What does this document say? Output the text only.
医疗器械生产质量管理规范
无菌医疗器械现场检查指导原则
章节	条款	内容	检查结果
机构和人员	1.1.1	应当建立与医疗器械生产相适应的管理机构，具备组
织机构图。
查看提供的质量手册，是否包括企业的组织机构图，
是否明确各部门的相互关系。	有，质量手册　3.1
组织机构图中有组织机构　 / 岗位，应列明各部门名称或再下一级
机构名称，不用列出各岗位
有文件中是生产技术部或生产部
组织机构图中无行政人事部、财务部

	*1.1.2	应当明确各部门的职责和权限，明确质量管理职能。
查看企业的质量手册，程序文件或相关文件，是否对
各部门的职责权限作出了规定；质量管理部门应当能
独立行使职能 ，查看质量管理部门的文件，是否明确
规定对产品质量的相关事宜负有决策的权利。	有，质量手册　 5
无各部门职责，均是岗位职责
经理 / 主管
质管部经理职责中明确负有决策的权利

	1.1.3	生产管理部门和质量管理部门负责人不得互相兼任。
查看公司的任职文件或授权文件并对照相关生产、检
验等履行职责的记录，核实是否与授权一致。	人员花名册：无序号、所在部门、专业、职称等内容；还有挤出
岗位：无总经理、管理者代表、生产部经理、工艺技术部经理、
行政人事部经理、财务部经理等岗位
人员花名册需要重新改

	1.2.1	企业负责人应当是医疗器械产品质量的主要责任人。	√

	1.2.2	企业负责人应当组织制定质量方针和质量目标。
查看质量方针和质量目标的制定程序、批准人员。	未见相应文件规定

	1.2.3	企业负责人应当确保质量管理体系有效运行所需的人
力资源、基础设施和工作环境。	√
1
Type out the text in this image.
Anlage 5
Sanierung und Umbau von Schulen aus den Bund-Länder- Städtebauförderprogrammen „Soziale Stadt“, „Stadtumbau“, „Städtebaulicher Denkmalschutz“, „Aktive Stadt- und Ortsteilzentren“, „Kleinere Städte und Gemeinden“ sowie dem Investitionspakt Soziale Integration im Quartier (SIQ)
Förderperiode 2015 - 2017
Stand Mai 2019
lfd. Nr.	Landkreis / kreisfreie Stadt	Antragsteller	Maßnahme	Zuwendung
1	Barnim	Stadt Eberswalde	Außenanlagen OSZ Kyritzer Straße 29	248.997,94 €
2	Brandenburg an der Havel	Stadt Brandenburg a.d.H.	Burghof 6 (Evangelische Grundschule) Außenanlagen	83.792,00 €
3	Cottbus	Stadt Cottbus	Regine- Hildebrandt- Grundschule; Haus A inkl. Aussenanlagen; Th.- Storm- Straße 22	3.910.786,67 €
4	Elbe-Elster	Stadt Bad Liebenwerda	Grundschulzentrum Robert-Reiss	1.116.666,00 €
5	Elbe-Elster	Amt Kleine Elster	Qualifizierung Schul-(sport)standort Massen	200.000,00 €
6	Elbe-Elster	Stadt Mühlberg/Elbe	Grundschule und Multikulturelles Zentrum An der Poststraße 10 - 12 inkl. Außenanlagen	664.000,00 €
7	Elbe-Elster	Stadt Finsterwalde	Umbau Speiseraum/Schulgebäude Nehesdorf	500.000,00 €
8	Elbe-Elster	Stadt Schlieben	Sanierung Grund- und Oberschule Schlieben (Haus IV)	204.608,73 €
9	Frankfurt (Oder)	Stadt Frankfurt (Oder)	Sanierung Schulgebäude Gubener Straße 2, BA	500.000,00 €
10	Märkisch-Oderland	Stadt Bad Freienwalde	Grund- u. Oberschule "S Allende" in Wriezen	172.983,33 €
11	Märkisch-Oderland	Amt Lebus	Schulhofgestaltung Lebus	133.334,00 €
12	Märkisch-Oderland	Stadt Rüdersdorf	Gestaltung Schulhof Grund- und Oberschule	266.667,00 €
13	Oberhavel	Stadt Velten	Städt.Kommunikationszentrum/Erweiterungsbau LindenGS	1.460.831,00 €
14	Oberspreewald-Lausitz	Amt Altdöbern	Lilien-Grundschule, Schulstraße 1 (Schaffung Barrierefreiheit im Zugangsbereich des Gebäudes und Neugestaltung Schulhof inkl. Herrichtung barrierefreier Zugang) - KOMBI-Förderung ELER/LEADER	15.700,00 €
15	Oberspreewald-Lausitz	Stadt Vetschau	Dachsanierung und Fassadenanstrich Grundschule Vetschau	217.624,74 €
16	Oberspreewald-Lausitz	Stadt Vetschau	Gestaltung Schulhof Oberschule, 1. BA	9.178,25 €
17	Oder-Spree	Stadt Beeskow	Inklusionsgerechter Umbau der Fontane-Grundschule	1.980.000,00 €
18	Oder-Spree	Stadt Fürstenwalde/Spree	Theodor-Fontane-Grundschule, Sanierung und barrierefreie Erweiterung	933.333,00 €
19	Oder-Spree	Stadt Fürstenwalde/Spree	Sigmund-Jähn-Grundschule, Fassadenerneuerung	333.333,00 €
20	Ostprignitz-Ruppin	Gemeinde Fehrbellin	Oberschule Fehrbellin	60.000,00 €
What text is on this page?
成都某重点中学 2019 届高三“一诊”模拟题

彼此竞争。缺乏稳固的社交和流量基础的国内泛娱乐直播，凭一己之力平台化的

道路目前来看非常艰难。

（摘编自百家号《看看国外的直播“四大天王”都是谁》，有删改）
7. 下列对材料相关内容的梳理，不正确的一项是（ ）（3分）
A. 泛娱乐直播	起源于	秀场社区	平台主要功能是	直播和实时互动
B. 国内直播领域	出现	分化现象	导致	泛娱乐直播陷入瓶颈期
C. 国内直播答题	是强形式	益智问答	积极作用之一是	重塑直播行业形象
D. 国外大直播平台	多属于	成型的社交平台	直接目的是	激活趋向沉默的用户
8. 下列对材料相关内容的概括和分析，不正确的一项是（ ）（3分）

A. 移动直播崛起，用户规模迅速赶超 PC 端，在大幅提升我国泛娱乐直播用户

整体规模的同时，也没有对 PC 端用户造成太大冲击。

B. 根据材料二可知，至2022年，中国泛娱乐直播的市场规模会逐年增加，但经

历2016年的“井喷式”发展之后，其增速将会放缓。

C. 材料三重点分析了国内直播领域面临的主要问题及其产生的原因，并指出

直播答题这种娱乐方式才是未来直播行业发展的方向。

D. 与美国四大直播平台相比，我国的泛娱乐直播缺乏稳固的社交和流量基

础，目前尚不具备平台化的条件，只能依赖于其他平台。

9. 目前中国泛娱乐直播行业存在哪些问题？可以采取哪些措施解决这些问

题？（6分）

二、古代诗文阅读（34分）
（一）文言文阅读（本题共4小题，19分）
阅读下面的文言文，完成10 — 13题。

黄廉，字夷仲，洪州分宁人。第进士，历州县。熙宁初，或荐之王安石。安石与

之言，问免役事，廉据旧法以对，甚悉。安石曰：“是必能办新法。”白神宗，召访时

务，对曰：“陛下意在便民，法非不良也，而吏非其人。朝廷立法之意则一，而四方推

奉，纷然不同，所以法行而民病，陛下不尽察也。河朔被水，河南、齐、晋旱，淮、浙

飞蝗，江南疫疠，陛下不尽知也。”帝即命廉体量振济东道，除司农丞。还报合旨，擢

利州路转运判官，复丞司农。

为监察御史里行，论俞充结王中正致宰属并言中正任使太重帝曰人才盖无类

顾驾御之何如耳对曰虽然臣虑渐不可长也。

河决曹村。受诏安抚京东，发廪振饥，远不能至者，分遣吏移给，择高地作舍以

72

* * *

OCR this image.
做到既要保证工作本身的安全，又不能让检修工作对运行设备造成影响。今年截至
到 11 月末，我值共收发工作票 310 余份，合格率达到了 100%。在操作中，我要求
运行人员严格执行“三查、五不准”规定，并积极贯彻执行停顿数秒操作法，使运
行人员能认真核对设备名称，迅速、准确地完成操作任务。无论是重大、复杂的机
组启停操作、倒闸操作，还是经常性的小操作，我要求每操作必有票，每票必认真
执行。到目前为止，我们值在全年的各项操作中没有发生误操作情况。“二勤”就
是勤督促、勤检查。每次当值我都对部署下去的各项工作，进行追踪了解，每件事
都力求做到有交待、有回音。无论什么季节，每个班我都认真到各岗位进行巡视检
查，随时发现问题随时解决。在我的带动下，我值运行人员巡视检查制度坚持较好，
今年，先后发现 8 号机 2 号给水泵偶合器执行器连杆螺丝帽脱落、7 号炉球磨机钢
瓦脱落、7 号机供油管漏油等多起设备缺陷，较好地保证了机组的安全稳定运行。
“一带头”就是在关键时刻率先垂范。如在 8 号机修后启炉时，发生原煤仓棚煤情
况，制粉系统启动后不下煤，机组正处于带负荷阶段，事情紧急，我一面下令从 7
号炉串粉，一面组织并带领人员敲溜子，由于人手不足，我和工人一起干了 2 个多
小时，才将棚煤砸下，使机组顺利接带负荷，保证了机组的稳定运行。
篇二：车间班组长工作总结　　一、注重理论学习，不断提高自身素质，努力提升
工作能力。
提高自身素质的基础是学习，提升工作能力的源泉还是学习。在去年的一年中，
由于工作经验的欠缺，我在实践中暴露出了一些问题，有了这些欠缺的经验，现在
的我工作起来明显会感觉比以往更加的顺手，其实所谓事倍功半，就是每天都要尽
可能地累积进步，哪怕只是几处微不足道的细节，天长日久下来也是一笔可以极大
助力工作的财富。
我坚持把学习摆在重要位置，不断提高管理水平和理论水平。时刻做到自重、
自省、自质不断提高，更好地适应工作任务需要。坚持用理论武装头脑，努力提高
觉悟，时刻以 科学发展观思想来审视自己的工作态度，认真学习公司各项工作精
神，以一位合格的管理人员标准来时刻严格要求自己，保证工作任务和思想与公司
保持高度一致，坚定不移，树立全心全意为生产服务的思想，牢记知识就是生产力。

* * *

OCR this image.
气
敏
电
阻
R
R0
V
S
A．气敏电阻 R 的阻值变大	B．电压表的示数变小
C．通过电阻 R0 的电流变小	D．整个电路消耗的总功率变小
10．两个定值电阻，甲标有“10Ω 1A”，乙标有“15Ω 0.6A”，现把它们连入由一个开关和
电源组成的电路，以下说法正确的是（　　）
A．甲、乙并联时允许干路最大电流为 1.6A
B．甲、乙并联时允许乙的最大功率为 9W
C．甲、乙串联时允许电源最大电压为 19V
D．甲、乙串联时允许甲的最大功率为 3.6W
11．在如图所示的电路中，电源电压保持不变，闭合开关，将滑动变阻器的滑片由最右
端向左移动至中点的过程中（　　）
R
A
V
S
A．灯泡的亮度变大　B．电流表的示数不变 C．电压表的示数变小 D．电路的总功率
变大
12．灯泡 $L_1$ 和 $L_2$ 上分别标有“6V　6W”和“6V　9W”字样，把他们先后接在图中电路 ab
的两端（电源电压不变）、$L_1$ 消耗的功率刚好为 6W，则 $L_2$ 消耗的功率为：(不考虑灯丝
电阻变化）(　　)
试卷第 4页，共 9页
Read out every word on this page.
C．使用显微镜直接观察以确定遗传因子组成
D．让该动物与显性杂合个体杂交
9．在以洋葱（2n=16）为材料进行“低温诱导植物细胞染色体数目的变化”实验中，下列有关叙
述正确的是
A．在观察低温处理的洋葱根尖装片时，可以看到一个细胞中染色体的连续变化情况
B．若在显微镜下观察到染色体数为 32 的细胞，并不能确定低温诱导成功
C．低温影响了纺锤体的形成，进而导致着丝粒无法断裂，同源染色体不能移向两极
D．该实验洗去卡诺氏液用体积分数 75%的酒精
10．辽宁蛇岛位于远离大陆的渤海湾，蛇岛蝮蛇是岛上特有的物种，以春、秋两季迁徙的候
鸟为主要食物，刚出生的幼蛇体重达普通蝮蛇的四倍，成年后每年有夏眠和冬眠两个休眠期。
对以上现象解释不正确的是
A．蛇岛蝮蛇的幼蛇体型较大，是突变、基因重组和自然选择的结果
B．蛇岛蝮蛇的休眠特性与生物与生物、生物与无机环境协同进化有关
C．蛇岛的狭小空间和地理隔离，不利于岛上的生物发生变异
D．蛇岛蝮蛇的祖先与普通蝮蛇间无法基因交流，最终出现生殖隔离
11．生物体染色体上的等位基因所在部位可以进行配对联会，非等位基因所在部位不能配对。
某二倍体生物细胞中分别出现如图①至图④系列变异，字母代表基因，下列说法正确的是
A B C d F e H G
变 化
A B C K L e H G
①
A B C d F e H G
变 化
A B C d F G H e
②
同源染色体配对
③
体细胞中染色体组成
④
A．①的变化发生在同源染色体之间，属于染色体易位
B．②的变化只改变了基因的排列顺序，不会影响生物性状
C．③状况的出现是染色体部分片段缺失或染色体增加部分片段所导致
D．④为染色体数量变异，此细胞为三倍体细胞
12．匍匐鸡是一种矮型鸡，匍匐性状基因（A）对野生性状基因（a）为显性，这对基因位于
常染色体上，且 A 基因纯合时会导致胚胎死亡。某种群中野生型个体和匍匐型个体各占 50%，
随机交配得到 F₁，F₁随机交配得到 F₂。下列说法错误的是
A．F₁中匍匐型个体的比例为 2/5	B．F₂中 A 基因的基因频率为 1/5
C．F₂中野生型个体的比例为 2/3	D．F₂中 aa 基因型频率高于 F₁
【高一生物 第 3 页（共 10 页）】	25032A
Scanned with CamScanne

- **Given request**: Look above for every line with the word "电压表的示数变小" and copy it.

- **Result of this exercise**:
A．气敏电阻 R 的阻值变大	B．电压表的示数变小
A．灯泡的亮度变大　B．电流表的示数不变 C．电压表的示数变小 D．电路的总功率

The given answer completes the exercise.